● **Task directions**: Pull every line containing "ylabel" from the entries.

● **Records supplied**:
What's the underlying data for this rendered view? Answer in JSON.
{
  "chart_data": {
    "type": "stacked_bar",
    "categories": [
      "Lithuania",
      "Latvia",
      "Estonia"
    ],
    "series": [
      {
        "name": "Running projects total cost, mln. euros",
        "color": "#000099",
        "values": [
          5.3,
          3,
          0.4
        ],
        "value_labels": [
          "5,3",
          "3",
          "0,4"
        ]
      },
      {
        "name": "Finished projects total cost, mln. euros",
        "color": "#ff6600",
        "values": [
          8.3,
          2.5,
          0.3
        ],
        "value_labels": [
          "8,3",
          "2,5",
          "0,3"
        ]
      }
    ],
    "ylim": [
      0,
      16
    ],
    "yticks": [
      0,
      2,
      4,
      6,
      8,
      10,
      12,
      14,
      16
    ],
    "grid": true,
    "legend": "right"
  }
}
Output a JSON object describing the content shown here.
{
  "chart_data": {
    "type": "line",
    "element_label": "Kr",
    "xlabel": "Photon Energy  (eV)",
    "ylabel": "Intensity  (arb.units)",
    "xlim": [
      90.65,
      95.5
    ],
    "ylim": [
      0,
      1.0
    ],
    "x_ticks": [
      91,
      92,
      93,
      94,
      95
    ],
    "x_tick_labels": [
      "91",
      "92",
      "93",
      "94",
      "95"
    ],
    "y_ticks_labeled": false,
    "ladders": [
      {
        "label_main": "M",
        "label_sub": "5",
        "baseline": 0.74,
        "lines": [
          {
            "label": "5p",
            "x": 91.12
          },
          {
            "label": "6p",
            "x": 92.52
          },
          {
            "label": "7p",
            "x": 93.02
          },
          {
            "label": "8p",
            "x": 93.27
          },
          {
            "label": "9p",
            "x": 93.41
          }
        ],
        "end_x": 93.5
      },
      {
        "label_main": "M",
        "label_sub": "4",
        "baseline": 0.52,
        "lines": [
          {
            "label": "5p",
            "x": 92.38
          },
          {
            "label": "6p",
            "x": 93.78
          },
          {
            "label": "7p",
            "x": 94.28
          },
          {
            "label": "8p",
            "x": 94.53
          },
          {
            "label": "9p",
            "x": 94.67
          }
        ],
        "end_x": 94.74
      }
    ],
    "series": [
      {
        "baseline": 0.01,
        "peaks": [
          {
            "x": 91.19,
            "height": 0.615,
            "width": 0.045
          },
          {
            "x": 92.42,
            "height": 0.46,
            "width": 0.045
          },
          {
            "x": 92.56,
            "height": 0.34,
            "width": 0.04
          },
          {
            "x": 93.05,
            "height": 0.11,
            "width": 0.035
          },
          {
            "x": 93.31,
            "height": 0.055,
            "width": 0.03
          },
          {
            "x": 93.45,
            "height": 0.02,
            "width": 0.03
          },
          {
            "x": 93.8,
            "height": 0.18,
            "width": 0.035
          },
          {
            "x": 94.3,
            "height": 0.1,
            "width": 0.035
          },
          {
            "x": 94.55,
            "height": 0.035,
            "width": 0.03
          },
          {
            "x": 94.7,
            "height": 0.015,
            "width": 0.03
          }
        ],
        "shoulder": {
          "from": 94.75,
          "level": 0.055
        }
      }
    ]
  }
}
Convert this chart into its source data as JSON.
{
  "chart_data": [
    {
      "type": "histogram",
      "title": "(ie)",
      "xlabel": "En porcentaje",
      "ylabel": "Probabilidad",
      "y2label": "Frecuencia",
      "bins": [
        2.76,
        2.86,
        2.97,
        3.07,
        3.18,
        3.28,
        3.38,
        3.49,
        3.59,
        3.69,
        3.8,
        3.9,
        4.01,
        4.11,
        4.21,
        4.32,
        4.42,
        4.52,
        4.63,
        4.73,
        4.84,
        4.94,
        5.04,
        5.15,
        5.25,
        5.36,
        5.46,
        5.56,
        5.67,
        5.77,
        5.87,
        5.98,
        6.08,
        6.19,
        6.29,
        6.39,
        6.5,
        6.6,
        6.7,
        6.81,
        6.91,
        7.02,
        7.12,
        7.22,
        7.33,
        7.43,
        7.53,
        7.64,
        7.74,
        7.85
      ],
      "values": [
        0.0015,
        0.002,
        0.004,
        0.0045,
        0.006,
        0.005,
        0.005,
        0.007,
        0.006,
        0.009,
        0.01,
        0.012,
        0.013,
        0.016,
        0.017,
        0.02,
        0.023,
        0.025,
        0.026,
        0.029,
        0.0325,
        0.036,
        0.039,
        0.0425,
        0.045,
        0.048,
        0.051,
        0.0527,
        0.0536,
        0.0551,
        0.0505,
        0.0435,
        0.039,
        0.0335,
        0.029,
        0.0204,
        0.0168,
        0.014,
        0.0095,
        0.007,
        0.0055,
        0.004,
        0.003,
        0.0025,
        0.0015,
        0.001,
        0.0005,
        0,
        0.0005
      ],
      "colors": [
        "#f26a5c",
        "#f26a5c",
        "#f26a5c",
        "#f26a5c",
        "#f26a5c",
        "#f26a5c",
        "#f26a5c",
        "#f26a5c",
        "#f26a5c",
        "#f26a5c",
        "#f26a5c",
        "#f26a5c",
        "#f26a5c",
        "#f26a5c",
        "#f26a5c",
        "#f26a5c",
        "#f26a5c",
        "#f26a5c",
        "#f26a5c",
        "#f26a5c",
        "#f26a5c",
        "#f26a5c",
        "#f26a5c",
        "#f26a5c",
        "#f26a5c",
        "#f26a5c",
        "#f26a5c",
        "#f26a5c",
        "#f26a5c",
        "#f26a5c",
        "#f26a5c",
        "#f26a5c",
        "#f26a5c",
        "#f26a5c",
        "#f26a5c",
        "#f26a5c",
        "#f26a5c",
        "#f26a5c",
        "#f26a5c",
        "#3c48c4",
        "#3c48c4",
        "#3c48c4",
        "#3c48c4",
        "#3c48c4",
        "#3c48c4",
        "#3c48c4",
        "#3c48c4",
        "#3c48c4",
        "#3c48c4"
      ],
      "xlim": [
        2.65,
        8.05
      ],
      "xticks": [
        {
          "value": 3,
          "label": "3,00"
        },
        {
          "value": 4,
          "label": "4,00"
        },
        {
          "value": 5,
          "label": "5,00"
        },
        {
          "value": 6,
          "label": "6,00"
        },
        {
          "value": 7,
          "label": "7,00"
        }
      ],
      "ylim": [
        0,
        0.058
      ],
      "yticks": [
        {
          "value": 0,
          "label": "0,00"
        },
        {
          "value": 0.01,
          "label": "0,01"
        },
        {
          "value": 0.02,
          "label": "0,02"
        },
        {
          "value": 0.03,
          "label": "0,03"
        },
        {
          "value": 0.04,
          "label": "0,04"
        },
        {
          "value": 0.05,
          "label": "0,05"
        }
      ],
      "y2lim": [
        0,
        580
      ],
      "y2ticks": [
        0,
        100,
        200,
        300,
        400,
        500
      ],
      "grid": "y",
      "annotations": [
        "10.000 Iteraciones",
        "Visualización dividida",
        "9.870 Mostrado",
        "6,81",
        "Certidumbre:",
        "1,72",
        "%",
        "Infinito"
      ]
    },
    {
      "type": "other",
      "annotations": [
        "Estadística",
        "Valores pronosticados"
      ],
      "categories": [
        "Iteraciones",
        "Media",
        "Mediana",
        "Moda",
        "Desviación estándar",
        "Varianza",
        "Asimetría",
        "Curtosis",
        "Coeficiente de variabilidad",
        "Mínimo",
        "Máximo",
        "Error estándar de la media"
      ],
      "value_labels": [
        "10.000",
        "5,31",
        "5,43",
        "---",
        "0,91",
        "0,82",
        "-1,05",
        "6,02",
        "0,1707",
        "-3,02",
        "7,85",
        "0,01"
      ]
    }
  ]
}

● **Solution to this task**:
    "ylabel": "Intensity  (arb.units)",
      "ylabel": "Probabilidad",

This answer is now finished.